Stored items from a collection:
**********

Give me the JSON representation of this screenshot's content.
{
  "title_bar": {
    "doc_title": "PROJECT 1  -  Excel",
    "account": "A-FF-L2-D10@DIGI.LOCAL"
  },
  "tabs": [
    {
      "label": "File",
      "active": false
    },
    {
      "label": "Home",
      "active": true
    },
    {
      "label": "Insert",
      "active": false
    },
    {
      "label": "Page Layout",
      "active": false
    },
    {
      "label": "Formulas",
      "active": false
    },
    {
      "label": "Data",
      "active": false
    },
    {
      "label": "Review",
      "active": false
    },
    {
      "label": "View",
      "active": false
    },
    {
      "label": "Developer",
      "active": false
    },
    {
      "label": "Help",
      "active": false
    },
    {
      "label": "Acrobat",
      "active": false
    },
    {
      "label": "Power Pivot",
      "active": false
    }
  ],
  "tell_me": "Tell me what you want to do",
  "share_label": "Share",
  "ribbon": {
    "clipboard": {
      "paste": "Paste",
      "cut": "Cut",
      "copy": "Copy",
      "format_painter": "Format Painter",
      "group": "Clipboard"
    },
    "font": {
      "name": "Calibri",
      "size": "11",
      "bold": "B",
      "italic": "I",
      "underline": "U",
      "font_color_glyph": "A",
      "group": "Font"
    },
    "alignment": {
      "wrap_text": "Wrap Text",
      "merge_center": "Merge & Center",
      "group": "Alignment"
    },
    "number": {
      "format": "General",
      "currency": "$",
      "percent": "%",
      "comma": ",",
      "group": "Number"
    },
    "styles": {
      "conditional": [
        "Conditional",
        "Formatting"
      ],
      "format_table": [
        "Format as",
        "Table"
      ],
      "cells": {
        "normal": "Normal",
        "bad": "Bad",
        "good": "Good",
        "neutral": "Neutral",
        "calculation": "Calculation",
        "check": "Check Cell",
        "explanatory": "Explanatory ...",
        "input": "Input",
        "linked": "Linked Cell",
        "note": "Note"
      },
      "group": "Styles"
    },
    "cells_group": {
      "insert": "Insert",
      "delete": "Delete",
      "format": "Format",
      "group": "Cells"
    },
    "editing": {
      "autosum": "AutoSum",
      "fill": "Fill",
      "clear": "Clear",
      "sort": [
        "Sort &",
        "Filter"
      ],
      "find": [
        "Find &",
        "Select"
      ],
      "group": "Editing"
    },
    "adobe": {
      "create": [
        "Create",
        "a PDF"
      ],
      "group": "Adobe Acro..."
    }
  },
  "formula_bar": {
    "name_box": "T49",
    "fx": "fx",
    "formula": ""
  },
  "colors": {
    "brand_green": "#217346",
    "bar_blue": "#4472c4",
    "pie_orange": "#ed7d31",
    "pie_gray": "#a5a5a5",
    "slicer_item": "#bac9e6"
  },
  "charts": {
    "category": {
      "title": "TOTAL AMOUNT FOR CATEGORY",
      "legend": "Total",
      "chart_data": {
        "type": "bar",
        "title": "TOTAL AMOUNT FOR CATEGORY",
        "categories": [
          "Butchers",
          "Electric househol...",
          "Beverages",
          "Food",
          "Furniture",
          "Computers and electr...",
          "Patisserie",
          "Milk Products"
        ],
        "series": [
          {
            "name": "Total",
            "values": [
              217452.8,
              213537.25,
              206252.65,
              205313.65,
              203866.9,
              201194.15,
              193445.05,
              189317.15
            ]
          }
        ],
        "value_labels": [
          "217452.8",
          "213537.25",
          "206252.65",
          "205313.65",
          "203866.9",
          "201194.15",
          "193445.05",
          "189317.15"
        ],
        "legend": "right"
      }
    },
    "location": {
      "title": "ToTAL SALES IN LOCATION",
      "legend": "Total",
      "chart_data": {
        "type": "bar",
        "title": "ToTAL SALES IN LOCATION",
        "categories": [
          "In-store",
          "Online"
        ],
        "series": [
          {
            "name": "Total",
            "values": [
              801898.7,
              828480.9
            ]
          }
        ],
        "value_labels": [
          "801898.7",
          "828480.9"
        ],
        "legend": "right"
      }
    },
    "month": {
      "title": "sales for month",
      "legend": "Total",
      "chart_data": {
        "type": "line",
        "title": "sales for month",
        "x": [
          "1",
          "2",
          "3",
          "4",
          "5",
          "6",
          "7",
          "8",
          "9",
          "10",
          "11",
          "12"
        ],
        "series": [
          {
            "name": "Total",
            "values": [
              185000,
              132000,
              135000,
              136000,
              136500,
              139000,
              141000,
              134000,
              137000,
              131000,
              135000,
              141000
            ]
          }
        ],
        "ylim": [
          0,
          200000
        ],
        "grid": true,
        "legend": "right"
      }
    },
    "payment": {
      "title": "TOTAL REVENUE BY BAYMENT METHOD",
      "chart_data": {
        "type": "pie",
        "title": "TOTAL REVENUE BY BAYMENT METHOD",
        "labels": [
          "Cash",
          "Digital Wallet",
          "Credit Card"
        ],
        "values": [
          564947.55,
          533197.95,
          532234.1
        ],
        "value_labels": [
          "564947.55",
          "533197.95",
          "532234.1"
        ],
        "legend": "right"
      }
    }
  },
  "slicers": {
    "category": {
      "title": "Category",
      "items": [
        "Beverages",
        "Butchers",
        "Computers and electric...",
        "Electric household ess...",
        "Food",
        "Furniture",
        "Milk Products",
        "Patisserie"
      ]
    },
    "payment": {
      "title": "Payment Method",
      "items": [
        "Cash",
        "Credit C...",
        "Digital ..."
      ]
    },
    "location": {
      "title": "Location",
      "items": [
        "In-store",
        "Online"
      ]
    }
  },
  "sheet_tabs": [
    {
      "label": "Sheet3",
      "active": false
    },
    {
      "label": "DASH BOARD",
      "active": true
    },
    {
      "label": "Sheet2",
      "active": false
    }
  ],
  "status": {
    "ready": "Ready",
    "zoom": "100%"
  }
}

**********

* Task:
Please quote the data above in full, with no line missing.

* Finished exercise:
Give me the JSON representation of this screenshot's content.
{
  "title_bar": {
    "doc_title": "PROJECT 1  -  Excel",
    "account": "A-FF-L2-D10@DIGI.LOCAL"
  },
  "tabs": [
    {
      "label": "File",
      "active": false
    },
    {
      "label": "Home",
      "active": true
    },
    {
      "label": "Insert",
      "active": false
    },
    {
      "label": "Page Layout",
      "active": false
    },
    {
      "label": "Formulas",
      "active": false
    },
    {
      "label": "Data",
      "active": false
    },
    {
      "label": "Review",
      "active": false
    },
    {
      "label": "View",
      "active": false
    },
    {
      "label": "Developer",
      "active": false
    },
    {
      "label": "Help",
      "active": false
    },
    {
      "label": "Acrobat",
      "active": false
    },
    {
      "label": "Power Pivot",
      "active": false
    }
  ],
  "tell_me": "Tell me what you want to do",
  "share_label": "Share",
  "ribbon": {
    "clipboard": {
      "paste": "Paste",
      "cut": "Cut",
      "copy": "Copy",
      "format_painter": "Format Painter",
      "group": "Clipboard"
    },
    "font": {
      "name": "Calibri",
      "size": "11",
      "bold": "B",
      "italic": "I",
      "underline": "U",
      "font_color_glyph": "A",
      "group": "Font"
    },
    "alignment": {
      "wrap_text": "Wrap Text",
      "merge_center": "Merge & Center",
      "group": "Alignment"
    },
    "number": {
      "format": "General",
      "currency": "$",
      "percent": "%",
      "comma": ",",
      "group": "Number"
    },
    "styles": {
      "conditional": [
        "Conditional",
        "Formatting"
      ],
      "format_table": [
        "Format as",
        "Table"
      ],
      "cells": {
        "normal": "Normal",
        "bad": "Bad",
        "good": "Good",
        "neutral": "Neutral",
        "calculation": "Calculation",
        "check": "Check Cell",
        "explanatory": "Explanatory ...",
        "input": "Input",
        "linked": "Linked Cell",
        "note": "Note"
      },
      "group": "Styles"
    },
    "cells_group": {
      "insert": "Insert",
      "delete": "Delete",
      "format": "Format",
      "group": "Cells"
    },
    "editing": {
      "autosum": "AutoSum",
      "fill": "Fill",
      "clear": "Clear",
      "sort": [
        "Sort &",
        "Filter"
      ],
      "find": [
        "Find &",
        "Select"
      ],
      "group": "Editing"
    },
    "adobe": {
      "create": [
        "Create",
        "a PDF"
      ],
      "group": "Adobe Acro..."
    }
  },
  "formula_bar": {
    "name_box": "T49",
    "fx": "fx",
    "formula": ""
  },
  "colors": {
    "brand_green": "#217346",
    "bar_blue": "#4472c4",
    "pie_orange": "#ed7d31",
    "pie_gray": "#a5a5a5",
    "slicer_item": "#bac9e6"
  },
  "charts": {
    "category": {
      "title": "TOTAL AMOUNT FOR CATEGORY",
      "legend": "Total",
      "chart_data": {
        "type": "bar",
        "title": "TOTAL AMOUNT FOR CATEGORY",
        "categories": [
          "Butchers",
          "Electric househol...",
          "Beverages",
          "Food",
          "Furniture",
          "Computers and electr...",
          "Patisserie",
          "Milk Products"
        ],
        "series": [
          {
            "name": "Total",
            "values": [
              217452.8,
              213537.25,
              206252.65,
              205313.65,
              203866.9,
              201194.15,
              193445.05,
              189317.15
            ]
          }
        ],
        "value_labels": [
          "217452.8",
          "213537.25",
          "206252.65",
          "205313.65",
          "203866.9",
          "201194.15",
          "193445.05",
          "189317.15"
        ],
        "legend": "right"
      }
    },
    "location": {
      "title": "ToTAL SALES IN LOCATION",
      "legend": "Total",
      "chart_data": {
        "type": "bar",
        "title": "ToTAL SALES IN LOCATION",
        "categories": [
          "In-store",
          "Online"
        ],
        "series": [
          {
            "name": "Total",
            "values": [
              801898.7,
              828480.9
            ]
          }
        ],
        "value_labels": [
          "801898.7",
          "828480.9"
        ],
        "legend": "right"
      }
    },
    "month": {
      "title": "sales for month",
      "legend": "Total",
      "chart_data": {
        "type": "line",
        "title": "sales for month",
        "x": [
          "1",
          "2",
          "3",
          "4",
          "5",
          "6",
          "7",
          "8",
          "9",
          "10",
          "11",
          "12"
        ],
        "series": [
          {
            "name": "Total",
            "values": [
              185000,
              132000,
              135000,
              136000,
              136500,
              139000,
              141000,
              134000,
              137000,
              131000,
              135000,
              141000
            ]
          }
        ],
        "ylim": [
          0,
          200000
        ],
        "grid": true,
        "legend": "right"
      }
    },
    "payment": {
      "title": "TOTAL REVENUE BY BAYMENT METHOD",
      "chart_data": {
        "type": "pie",
        "title": "TOTAL REVENUE BY BAYMENT METHOD",
        "labels": [
          "Cash",
          "Digital Wallet",
          "Credit Card"
        ],
        "values": [
          564947.55,
          533197.95,
          532234.1
        ],
        "value_labels": [
          "564947.55",
          "533197.95",
          "532234.1"
        ],
        "legend": "right"
      }
    }
  },
  "slicers": {
    "category": {
      "title": "Category",
      "items": [
        "Beverages",
        "Butchers",
        "Computers and electric...",
        "Electric household ess...",
        "Food",
        "Furniture",
        "Milk Products",
        "Patisserie"
      ]
    },
    "payment": {
      "title": "Payment Method",
      "items": [
        "Cash",
        "Credit C...",
        "Digital ..."
      ]
    },
    "location": {
      "title": "Location",
      "items": [
        "In-store",
        "Online"
      ]
    }
  },
  "sheet_tabs": [
    {
      "label": "Sheet3",
      "active": false
    },
    {
      "label": "DASH BOARD",
      "active": true
    },
    {
      "label": "Sheet2",
      "active": false
    }
  ],
  "status": {
    "ready": "Ready",
    "zoom": "100%"
  }
}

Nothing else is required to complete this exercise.